Check each line of the listing for the word "JSON" and report how many lines contain it, giving nothing but the number.

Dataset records
* Start *
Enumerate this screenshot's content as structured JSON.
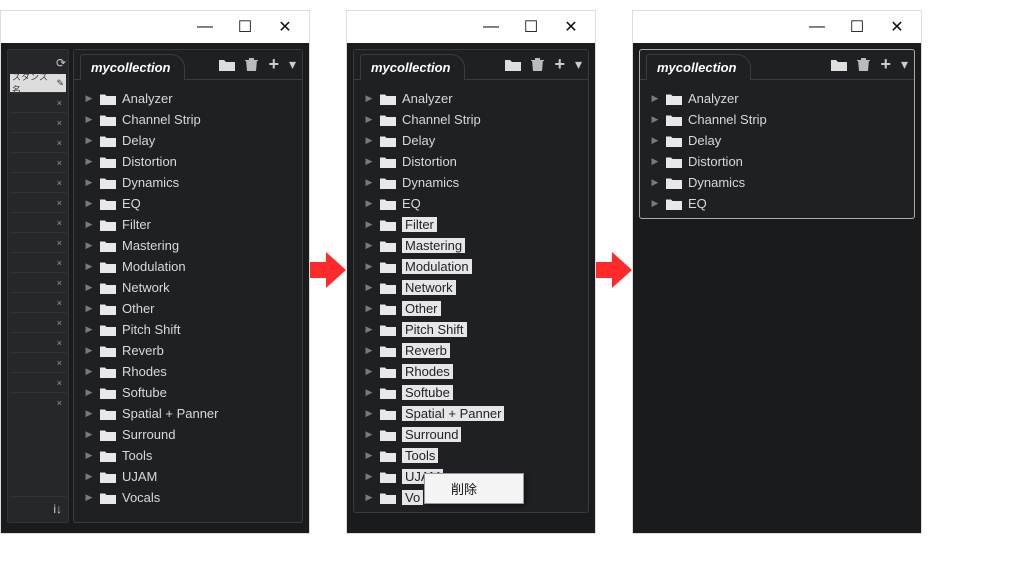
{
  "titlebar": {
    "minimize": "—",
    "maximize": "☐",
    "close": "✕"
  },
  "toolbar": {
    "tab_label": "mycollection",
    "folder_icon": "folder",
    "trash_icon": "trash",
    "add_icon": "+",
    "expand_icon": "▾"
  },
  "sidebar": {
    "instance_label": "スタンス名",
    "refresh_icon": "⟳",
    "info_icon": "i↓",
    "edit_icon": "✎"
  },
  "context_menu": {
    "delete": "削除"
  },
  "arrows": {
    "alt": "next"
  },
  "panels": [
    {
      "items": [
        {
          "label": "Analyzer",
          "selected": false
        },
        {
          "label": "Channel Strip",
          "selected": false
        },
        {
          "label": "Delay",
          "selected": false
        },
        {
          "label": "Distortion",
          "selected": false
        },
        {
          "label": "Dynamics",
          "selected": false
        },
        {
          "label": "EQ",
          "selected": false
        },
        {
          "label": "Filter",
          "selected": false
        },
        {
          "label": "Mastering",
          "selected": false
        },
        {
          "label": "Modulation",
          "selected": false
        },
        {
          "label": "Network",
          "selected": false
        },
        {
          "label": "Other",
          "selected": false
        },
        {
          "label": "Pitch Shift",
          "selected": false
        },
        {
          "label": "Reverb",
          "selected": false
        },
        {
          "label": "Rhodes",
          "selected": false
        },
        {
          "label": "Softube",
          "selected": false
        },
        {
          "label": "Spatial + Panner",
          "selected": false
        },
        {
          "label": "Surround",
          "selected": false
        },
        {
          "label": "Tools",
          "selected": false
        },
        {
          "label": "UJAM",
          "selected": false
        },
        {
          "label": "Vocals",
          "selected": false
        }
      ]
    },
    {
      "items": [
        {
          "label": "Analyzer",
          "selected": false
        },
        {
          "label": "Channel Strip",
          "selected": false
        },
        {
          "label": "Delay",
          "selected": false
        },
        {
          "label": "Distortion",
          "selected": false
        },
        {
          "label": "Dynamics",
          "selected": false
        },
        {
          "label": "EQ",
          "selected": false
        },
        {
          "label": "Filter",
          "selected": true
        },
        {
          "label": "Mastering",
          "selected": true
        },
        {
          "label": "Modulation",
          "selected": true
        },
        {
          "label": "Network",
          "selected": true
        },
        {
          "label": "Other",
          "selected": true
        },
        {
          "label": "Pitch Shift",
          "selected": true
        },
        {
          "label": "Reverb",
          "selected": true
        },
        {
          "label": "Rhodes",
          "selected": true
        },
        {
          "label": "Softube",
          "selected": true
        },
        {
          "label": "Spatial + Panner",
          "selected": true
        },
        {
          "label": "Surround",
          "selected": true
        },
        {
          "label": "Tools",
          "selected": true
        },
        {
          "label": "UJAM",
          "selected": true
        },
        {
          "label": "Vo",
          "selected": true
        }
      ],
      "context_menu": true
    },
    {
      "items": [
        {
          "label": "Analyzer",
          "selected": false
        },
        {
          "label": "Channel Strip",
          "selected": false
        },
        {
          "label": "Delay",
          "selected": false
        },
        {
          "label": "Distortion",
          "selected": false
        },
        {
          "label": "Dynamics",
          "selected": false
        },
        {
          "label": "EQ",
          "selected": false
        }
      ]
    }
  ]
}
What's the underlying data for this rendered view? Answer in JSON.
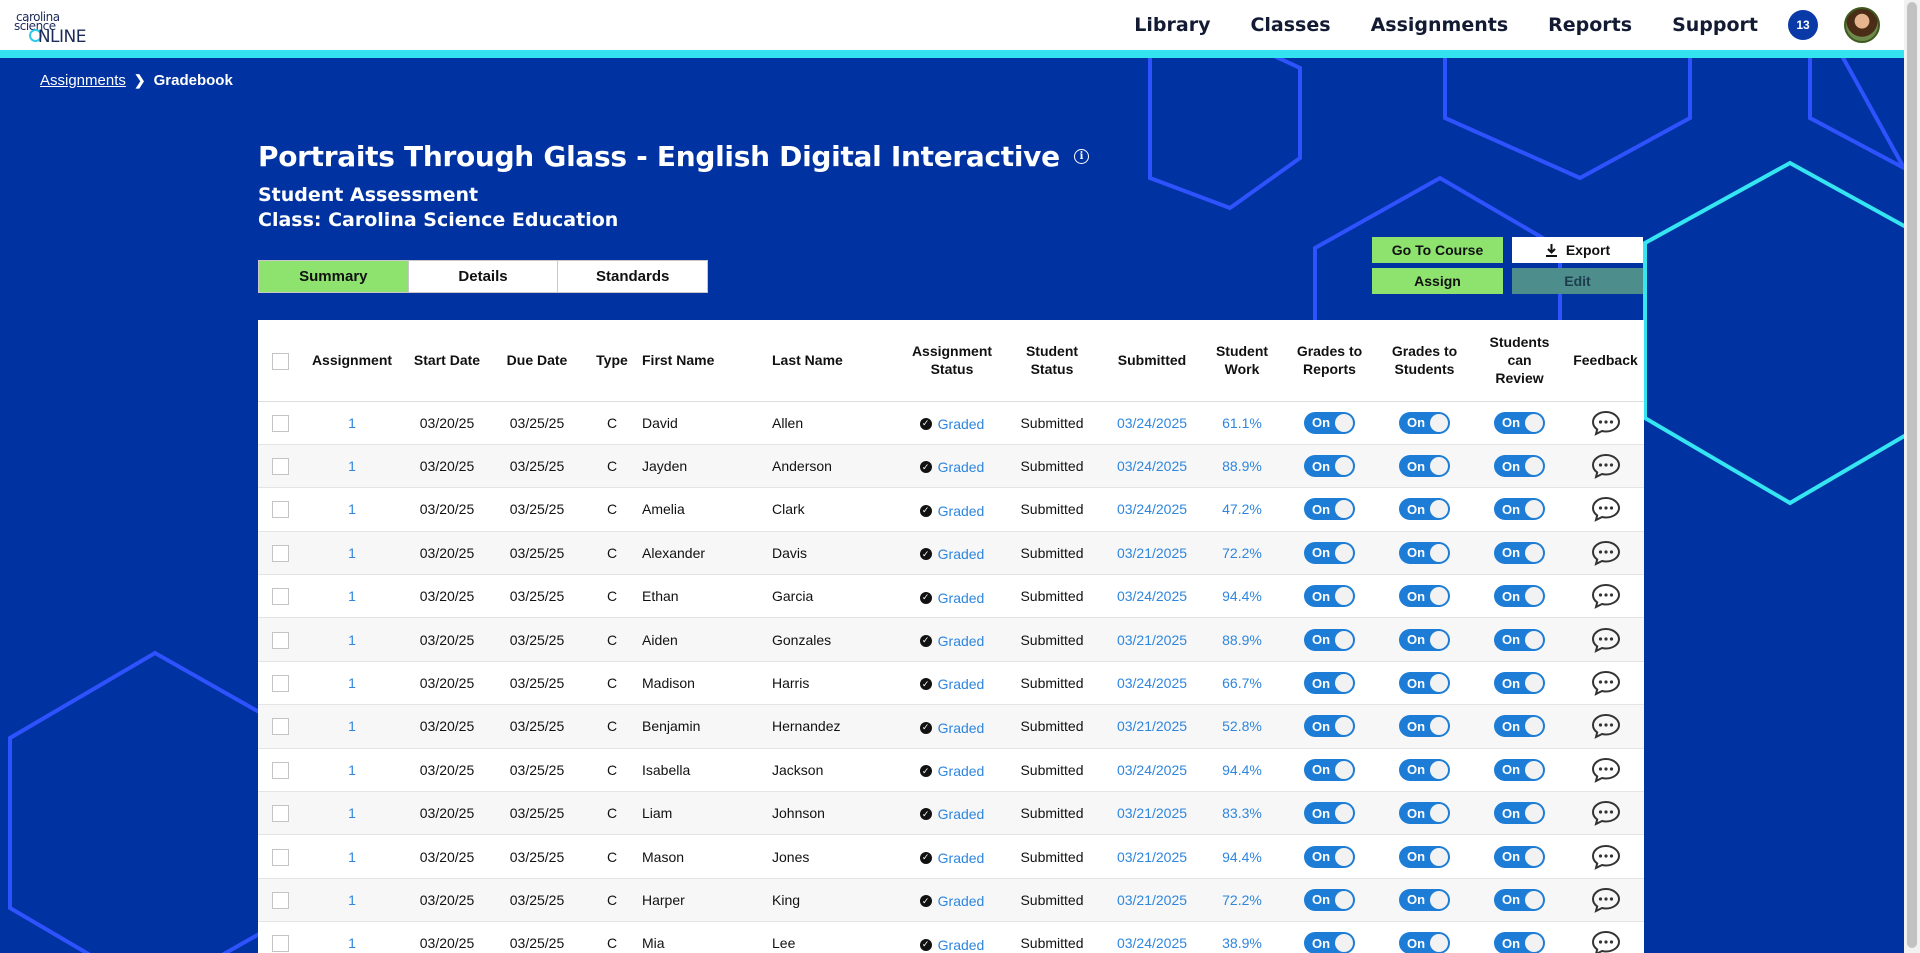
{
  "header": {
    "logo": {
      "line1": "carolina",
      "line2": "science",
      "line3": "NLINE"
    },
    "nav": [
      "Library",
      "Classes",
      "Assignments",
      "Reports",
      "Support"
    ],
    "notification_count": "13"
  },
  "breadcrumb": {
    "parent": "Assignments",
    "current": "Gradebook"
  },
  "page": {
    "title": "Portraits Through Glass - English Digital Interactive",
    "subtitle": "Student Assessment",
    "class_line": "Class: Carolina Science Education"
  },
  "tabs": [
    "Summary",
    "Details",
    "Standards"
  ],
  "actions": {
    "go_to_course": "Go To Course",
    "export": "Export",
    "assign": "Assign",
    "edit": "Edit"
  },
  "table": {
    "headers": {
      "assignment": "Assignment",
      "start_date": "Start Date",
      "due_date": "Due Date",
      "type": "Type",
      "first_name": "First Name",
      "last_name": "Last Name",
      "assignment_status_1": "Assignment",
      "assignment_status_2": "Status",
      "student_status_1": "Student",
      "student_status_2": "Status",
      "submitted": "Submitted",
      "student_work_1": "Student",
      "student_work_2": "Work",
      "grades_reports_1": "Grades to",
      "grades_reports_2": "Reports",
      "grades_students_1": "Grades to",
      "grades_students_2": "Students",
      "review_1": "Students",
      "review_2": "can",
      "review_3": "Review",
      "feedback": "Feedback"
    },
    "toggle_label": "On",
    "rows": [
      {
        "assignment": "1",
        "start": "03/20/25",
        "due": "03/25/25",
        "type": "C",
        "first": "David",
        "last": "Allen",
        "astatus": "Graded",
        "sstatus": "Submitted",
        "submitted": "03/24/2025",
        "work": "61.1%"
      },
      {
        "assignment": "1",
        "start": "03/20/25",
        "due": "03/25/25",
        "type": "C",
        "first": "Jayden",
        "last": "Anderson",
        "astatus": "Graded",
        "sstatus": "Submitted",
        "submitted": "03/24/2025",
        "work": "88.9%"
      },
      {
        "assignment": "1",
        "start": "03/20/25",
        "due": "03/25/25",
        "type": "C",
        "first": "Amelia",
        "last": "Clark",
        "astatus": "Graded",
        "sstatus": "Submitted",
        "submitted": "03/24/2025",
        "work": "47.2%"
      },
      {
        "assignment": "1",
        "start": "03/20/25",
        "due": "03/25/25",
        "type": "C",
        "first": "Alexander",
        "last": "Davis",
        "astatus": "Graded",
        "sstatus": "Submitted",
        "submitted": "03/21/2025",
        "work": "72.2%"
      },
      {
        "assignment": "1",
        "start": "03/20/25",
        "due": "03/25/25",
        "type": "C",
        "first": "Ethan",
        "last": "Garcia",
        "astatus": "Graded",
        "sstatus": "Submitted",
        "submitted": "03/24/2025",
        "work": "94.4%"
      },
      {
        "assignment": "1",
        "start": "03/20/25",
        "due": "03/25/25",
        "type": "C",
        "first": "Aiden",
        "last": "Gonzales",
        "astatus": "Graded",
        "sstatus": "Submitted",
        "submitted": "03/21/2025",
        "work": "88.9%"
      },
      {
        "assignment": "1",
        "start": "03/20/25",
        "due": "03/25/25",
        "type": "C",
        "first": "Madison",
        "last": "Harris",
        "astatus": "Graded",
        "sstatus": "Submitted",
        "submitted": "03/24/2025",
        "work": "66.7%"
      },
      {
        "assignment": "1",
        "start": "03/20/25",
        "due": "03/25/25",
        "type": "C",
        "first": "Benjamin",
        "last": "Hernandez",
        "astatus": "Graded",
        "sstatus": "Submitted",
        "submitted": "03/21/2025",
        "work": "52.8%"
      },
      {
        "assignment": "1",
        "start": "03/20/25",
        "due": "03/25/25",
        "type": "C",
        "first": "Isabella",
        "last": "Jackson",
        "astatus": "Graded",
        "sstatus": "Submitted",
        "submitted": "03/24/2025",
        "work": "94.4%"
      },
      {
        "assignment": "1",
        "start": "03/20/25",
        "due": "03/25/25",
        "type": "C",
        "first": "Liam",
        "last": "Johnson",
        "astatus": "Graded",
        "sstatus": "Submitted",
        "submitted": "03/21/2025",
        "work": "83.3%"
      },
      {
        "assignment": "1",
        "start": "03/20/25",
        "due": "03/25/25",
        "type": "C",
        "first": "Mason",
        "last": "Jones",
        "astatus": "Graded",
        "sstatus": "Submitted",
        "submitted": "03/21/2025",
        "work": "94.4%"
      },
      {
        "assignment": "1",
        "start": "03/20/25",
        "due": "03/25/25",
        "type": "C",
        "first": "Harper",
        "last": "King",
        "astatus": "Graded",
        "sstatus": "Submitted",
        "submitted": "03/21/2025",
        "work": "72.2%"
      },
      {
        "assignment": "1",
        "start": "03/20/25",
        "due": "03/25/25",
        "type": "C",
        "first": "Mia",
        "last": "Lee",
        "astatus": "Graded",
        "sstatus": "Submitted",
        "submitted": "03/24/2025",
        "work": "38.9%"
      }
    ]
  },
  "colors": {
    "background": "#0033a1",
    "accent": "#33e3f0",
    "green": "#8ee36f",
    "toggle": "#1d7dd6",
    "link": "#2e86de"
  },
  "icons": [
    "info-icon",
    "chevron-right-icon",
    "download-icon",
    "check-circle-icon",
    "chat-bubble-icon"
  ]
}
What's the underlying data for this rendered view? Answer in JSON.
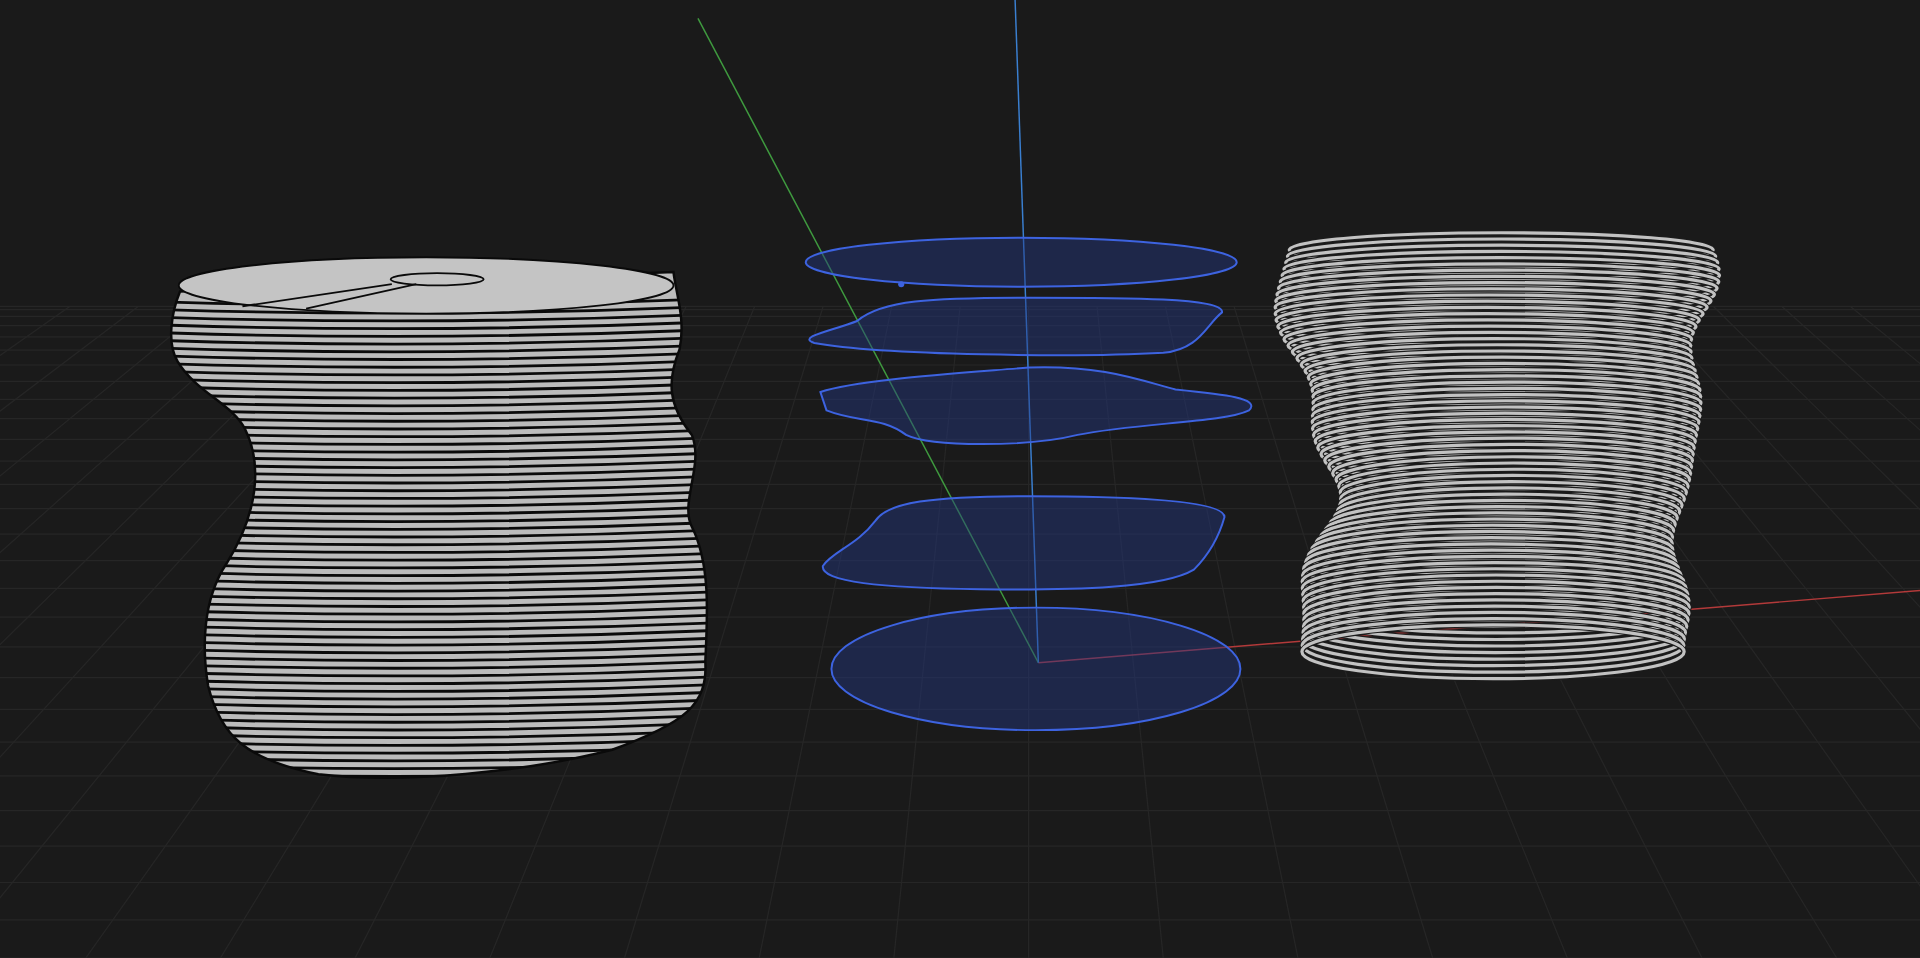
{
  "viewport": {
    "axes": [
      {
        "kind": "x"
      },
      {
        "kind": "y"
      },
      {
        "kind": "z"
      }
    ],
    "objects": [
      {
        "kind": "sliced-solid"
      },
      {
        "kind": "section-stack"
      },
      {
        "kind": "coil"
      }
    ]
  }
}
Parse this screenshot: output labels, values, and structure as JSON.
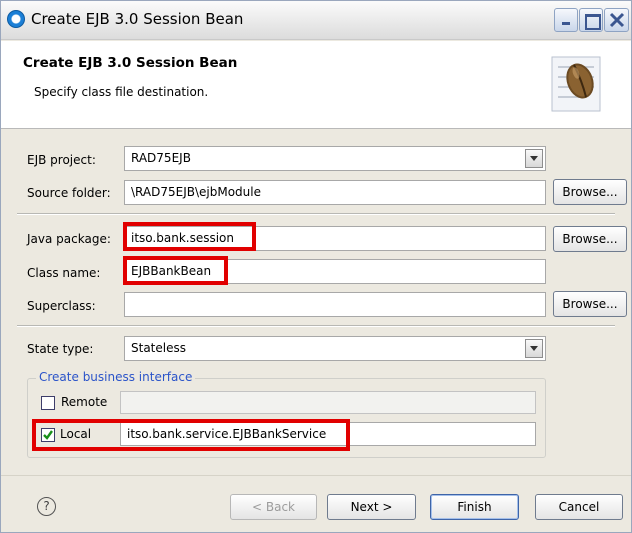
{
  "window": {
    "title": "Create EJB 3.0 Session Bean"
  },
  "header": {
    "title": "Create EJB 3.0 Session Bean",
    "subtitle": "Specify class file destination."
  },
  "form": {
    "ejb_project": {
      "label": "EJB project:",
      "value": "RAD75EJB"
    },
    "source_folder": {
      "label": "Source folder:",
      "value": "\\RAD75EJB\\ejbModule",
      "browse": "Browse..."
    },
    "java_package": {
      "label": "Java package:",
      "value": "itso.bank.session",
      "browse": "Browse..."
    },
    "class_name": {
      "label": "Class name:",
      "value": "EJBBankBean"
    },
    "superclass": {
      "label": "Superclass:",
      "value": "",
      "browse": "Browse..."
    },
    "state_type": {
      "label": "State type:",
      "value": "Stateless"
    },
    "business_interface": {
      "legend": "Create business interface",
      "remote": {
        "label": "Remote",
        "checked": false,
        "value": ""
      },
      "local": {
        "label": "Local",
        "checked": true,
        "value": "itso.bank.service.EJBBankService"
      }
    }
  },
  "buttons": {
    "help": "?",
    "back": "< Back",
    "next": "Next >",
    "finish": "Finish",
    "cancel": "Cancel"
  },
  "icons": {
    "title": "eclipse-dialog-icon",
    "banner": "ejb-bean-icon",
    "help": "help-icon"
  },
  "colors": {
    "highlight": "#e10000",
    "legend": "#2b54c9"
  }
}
* End *
FULL ANSWER: 4